[start of GIVEN RECORDS]
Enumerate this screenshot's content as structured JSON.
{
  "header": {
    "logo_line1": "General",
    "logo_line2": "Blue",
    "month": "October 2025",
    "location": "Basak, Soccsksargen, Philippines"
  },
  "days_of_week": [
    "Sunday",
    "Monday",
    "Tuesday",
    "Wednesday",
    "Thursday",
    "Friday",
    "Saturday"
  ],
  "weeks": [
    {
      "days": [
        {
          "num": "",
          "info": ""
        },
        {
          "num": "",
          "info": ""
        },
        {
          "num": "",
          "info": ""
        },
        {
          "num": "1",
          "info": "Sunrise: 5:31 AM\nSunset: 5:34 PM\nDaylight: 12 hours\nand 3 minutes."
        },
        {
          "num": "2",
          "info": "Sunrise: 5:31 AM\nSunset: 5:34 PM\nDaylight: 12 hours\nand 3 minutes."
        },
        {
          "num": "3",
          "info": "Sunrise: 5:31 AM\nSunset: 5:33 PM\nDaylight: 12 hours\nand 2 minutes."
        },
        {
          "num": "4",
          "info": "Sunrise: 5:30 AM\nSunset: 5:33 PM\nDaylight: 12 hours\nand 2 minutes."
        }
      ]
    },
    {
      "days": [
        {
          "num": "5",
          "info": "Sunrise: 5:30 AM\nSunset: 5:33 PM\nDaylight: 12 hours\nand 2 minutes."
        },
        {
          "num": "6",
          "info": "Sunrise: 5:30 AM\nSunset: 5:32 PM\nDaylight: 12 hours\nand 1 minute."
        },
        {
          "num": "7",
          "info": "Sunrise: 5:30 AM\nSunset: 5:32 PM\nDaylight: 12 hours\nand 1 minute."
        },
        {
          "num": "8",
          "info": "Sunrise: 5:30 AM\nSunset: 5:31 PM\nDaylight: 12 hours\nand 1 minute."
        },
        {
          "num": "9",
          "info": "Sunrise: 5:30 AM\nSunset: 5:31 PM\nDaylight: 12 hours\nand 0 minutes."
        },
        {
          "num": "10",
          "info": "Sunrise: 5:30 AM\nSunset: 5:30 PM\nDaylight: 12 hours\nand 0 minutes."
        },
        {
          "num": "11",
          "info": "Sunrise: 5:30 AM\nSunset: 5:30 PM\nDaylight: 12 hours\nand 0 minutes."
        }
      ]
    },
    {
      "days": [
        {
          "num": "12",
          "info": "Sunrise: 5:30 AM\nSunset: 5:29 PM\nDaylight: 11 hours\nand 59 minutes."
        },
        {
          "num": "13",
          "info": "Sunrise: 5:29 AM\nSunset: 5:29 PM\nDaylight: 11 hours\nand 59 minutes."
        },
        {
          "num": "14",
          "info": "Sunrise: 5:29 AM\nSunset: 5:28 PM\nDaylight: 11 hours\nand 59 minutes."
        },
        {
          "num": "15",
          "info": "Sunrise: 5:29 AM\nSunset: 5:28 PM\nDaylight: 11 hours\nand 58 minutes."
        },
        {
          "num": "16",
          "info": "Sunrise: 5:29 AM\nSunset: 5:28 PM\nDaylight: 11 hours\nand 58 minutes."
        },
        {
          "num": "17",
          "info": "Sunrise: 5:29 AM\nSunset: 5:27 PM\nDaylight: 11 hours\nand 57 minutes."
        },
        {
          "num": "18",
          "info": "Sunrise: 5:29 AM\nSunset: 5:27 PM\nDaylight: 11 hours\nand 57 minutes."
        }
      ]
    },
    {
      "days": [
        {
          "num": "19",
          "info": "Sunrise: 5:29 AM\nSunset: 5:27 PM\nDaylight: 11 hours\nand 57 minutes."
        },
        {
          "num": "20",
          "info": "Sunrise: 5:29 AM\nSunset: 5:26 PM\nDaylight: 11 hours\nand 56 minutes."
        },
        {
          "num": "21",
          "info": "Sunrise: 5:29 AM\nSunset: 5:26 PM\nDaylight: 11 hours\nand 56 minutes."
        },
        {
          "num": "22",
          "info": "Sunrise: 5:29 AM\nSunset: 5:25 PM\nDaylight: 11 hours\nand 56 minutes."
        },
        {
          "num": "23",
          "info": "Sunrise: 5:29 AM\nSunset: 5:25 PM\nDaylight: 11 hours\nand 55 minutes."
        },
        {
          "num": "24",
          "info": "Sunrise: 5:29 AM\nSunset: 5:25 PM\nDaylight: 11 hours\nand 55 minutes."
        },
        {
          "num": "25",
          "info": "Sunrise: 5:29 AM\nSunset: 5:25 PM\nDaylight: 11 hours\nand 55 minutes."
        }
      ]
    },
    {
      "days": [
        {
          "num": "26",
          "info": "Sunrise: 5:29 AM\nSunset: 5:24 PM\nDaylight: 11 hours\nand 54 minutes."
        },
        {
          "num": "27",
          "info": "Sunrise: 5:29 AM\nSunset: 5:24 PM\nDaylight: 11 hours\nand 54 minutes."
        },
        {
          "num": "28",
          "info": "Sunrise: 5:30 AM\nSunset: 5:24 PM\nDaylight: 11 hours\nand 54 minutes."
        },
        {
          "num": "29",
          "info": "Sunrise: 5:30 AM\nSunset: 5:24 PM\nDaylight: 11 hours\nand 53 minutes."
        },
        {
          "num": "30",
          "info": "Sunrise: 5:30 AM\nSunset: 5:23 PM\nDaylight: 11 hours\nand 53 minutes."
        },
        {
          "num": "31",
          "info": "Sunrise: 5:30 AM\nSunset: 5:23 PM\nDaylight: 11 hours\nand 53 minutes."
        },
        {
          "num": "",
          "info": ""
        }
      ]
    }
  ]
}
[end of GIVEN RECORDS]
## TASK DETAILS
Every line above needs to be retyped exactly.

## RESULT FOR THIS TASK
Enumerate this screenshot's content as structured JSON.
{
  "header": {
    "logo_line1": "General",
    "logo_line2": "Blue",
    "month": "October 2025",
    "location": "Basak, Soccsksargen, Philippines"
  },
  "days_of_week": [
    "Sunday",
    "Monday",
    "Tuesday",
    "Wednesday",
    "Thursday",
    "Friday",
    "Saturday"
  ],
  "weeks": [
    {
      "days": [
        {
          "num": "",
          "info": ""
        },
        {
          "num": "",
          "info": ""
        },
        {
          "num": "",
          "info": ""
        },
        {
          "num": "1",
          "info": "Sunrise: 5:31 AM\nSunset: 5:34 PM\nDaylight: 12 hours\nand 3 minutes."
        },
        {
          "num": "2",
          "info": "Sunrise: 5:31 AM\nSunset: 5:34 PM\nDaylight: 12 hours\nand 3 minutes."
        },
        {
          "num": "3",
          "info": "Sunrise: 5:31 AM\nSunset: 5:33 PM\nDaylight: 12 hours\nand 2 minutes."
        },
        {
          "num": "4",
          "info": "Sunrise: 5:30 AM\nSunset: 5:33 PM\nDaylight: 12 hours\nand 2 minutes."
        }
      ]
    },
    {
      "days": [
        {
          "num": "5",
          "info": "Sunrise: 5:30 AM\nSunset: 5:33 PM\nDaylight: 12 hours\nand 2 minutes."
        },
        {
          "num": "6",
          "info": "Sunrise: 5:30 AM\nSunset: 5:32 PM\nDaylight: 12 hours\nand 1 minute."
        },
        {
          "num": "7",
          "info": "Sunrise: 5:30 AM\nSunset: 5:32 PM\nDaylight: 12 hours\nand 1 minute."
        },
        {
          "num": "8",
          "info": "Sunrise: 5:30 AM\nSunset: 5:31 PM\nDaylight: 12 hours\nand 1 minute."
        },
        {
          "num": "9",
          "info": "Sunrise: 5:30 AM\nSunset: 5:31 PM\nDaylight: 12 hours\nand 0 minutes."
        },
        {
          "num": "10",
          "info": "Sunrise: 5:30 AM\nSunset: 5:30 PM\nDaylight: 12 hours\nand 0 minutes."
        },
        {
          "num": "11",
          "info": "Sunrise: 5:30 AM\nSunset: 5:30 PM\nDaylight: 12 hours\nand 0 minutes."
        }
      ]
    },
    {
      "days": [
        {
          "num": "12",
          "info": "Sunrise: 5:30 AM\nSunset: 5:29 PM\nDaylight: 11 hours\nand 59 minutes."
        },
        {
          "num": "13",
          "info": "Sunrise: 5:29 AM\nSunset: 5:29 PM\nDaylight: 11 hours\nand 59 minutes."
        },
        {
          "num": "14",
          "info": "Sunrise: 5:29 AM\nSunset: 5:28 PM\nDaylight: 11 hours\nand 59 minutes."
        },
        {
          "num": "15",
          "info": "Sunrise: 5:29 AM\nSunset: 5:28 PM\nDaylight: 11 hours\nand 58 minutes."
        },
        {
          "num": "16",
          "info": "Sunrise: 5:29 AM\nSunset: 5:28 PM\nDaylight: 11 hours\nand 58 minutes."
        },
        {
          "num": "17",
          "info": "Sunrise: 5:29 AM\nSunset: 5:27 PM\nDaylight: 11 hours\nand 57 minutes."
        },
        {
          "num": "18",
          "info": "Sunrise: 5:29 AM\nSunset: 5:27 PM\nDaylight: 11 hours\nand 57 minutes."
        }
      ]
    },
    {
      "days": [
        {
          "num": "19",
          "info": "Sunrise: 5:29 AM\nSunset: 5:27 PM\nDaylight: 11 hours\nand 57 minutes."
        },
        {
          "num": "20",
          "info": "Sunrise: 5:29 AM\nSunset: 5:26 PM\nDaylight: 11 hours\nand 56 minutes."
        },
        {
          "num": "21",
          "info": "Sunrise: 5:29 AM\nSunset: 5:26 PM\nDaylight: 11 hours\nand 56 minutes."
        },
        {
          "num": "22",
          "info": "Sunrise: 5:29 AM\nSunset: 5:25 PM\nDaylight: 11 hours\nand 56 minutes."
        },
        {
          "num": "23",
          "info": "Sunrise: 5:29 AM\nSunset: 5:25 PM\nDaylight: 11 hours\nand 55 minutes."
        },
        {
          "num": "24",
          "info": "Sunrise: 5:29 AM\nSunset: 5:25 PM\nDaylight: 11 hours\nand 55 minutes."
        },
        {
          "num": "25",
          "info": "Sunrise: 5:29 AM\nSunset: 5:25 PM\nDaylight: 11 hours\nand 55 minutes."
        }
      ]
    },
    {
      "days": [
        {
          "num": "26",
          "info": "Sunrise: 5:29 AM\nSunset: 5:24 PM\nDaylight: 11 hours\nand 54 minutes."
        },
        {
          "num": "27",
          "info": "Sunrise: 5:29 AM\nSunset: 5:24 PM\nDaylight: 11 hours\nand 54 minutes."
        },
        {
          "num": "28",
          "info": "Sunrise: 5:30 AM\nSunset: 5:24 PM\nDaylight: 11 hours\nand 54 minutes."
        },
        {
          "num": "29",
          "info": "Sunrise: 5:30 AM\nSunset: 5:24 PM\nDaylight: 11 hours\nand 53 minutes."
        },
        {
          "num": "30",
          "info": "Sunrise: 5:30 AM\nSunset: 5:23 PM\nDaylight: 11 hours\nand 53 minutes."
        },
        {
          "num": "31",
          "info": "Sunrise: 5:30 AM\nSunset: 5:23 PM\nDaylight: 11 hours\nand 53 minutes."
        },
        {
          "num": "",
          "info": ""
        }
      ]
    }
  ]
}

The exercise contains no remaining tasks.